THE REQUEST: Write out the material again word for word, dropping any images it holds.

%%

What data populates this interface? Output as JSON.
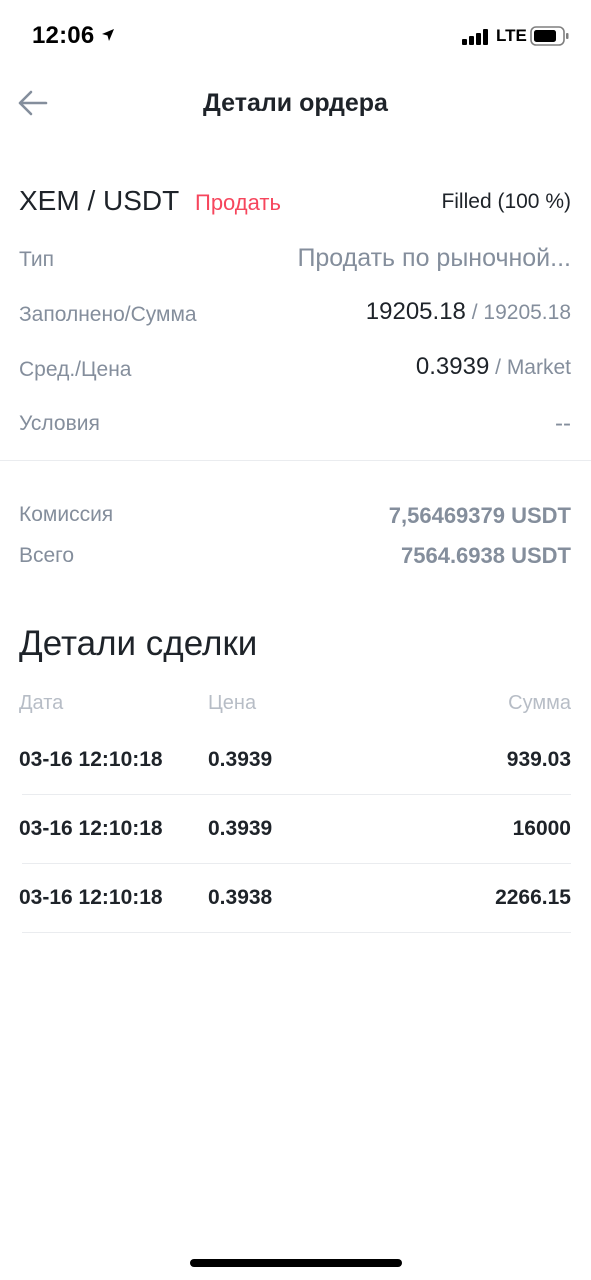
{
  "status_bar": {
    "time": "12:06",
    "network": "LTE",
    "icons": [
      "location-arrow-icon",
      "signal-bars-icon",
      "battery-icon"
    ]
  },
  "nav": {
    "title": "Детали ордера",
    "back_icon": "back-arrow-icon"
  },
  "order": {
    "pair": "XEM / USDT",
    "side": "Продать",
    "status": "Filled (100 %)",
    "side_color": "#f6465d",
    "rows": {
      "type": {
        "label": "Тип",
        "value": "Продать по рыночной..."
      },
      "filled": {
        "label": "Заполнено/Сумма",
        "filled": "19205.18",
        "separator": " / ",
        "amount": "19205.18"
      },
      "avg_price": {
        "label": "Сред./Цена",
        "avg": "0.3939",
        "separator": " / ",
        "price": "Market"
      },
      "conditions": {
        "label": "Условия",
        "value": "--"
      }
    }
  },
  "fees": {
    "commission": {
      "label": "Комиссия",
      "value": "7,56469379 USDT"
    },
    "total": {
      "label": "Всего",
      "value": "7564.6938 USDT"
    }
  },
  "trade_details": {
    "title": "Детали сделки",
    "columns": {
      "date": "Дата",
      "price": "Цена",
      "amount": "Сумма"
    },
    "rows": [
      {
        "date": "03-16 12:10:18",
        "price": "0.3939",
        "amount": "939.03"
      },
      {
        "date": "03-16 12:10:18",
        "price": "0.3939",
        "amount": "16000"
      },
      {
        "date": "03-16 12:10:18",
        "price": "0.3938",
        "amount": "2266.15"
      }
    ]
  }
}
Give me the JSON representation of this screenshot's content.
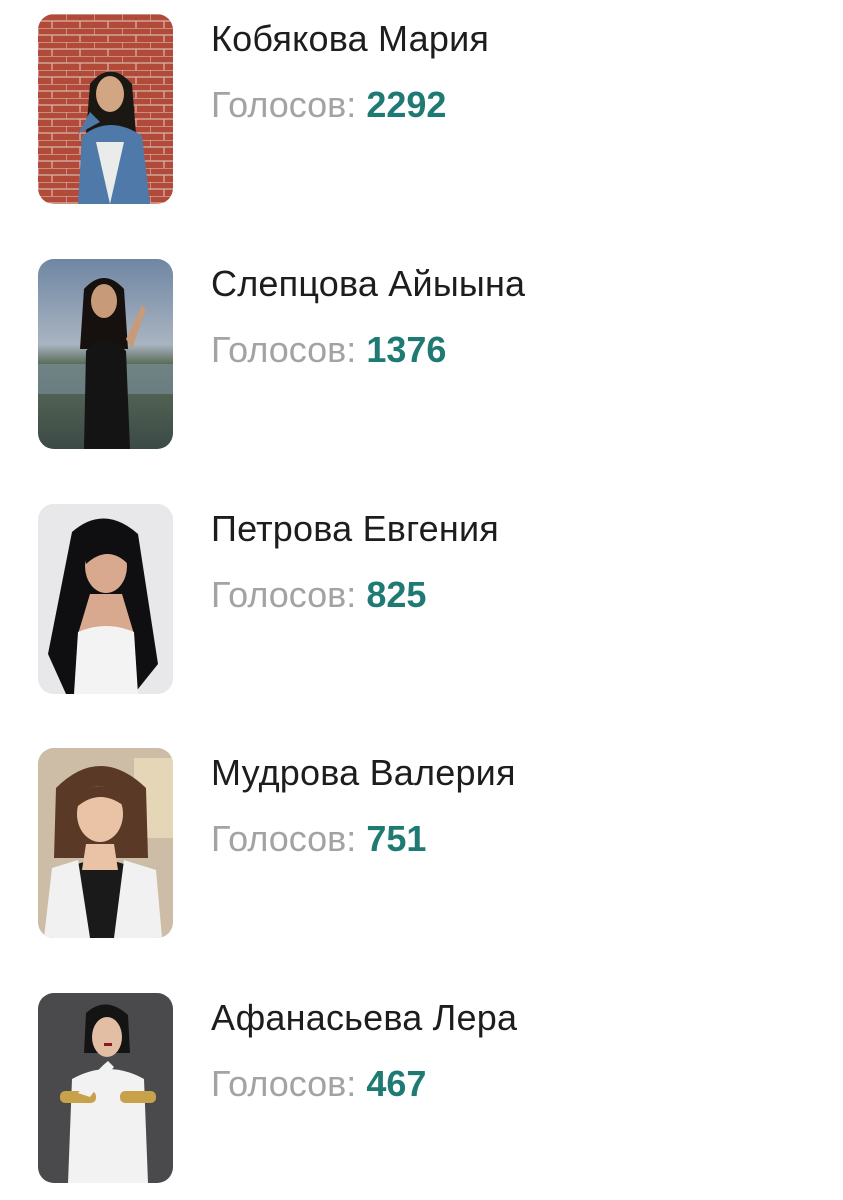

%%

EXERCISE RESULT:
What data populates this interface? Output as JSON.
{
  "status_bar": {
    "time": "12:06",
    "network": "LTE",
    "icons": [
      "location-arrow-icon",
      "signal-bars-icon",
      "battery-icon"
    ]
  },
  "nav": {
    "title": "Детали ордера",
    "back_icon": "back-arrow-icon"
  },
  "order": {
    "pair": "XEM / USDT",
    "side": "Продать",
    "status": "Filled (100 %)",
    "side_color": "#f6465d",
    "rows": {
      "type": {
        "label": "Тип",
        "value": "Продать по рыночной..."
      },
      "filled": {
        "label": "Заполнено/Сумма",
        "filled": "19205.18",
        "separator": " / ",
        "amount": "19205.18"
      },
      "avg_price": {
        "label": "Сред./Цена",
        "avg": "0.3939",
        "separator": " / ",
        "price": "Market"
      },
      "conditions": {
        "label": "Условия",
        "value": "--"
      }
    }
  },
  "fees": {
    "commission": {
      "label": "Комиссия",
      "value": "7,56469379 USDT"
    },
    "total": {
      "label": "Всего",
      "value": "7564.6938 USDT"
    }
  },
  "trade_details": {
    "title": "Детали сделки",
    "columns": {
      "date": "Дата",
      "price": "Цена",
      "amount": "Сумма"
    },
    "rows": [
      {
        "date": "03-16 12:10:18",
        "price": "0.3939",
        "amount": "939.03"
      },
      {
        "date": "03-16 12:10:18",
        "price": "0.3939",
        "amount": "16000"
      },
      {
        "date": "03-16 12:10:18",
        "price": "0.3938",
        "amount": "2266.15"
      }
    ]
  }
}
Give me the JSON representation of this screenshot's content.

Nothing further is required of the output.